- **Records contained in a dataset**
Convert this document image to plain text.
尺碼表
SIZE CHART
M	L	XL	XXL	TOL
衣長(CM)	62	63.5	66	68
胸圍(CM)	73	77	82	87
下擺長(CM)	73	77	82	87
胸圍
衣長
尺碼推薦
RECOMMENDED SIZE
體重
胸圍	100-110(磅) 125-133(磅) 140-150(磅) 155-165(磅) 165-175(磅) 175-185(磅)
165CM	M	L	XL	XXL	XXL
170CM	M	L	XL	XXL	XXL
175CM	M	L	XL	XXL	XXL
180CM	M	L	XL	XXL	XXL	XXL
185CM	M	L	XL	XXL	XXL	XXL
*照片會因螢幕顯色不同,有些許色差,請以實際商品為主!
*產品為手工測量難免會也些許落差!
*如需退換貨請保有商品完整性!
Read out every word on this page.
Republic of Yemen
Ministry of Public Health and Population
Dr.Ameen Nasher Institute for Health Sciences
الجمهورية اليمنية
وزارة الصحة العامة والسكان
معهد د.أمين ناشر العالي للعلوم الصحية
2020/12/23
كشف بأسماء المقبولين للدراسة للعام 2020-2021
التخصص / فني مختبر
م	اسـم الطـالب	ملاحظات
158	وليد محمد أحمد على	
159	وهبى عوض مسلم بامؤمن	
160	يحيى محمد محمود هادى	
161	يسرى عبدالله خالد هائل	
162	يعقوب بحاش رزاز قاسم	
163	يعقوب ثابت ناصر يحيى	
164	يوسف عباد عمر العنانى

- **SET TASK**
Copy every line of the listing where the word "يحيى" appears.

- **RESULT**
160	يحيى محمد محمود هادى	
163	يعقوب ثابت ناصر يحيى	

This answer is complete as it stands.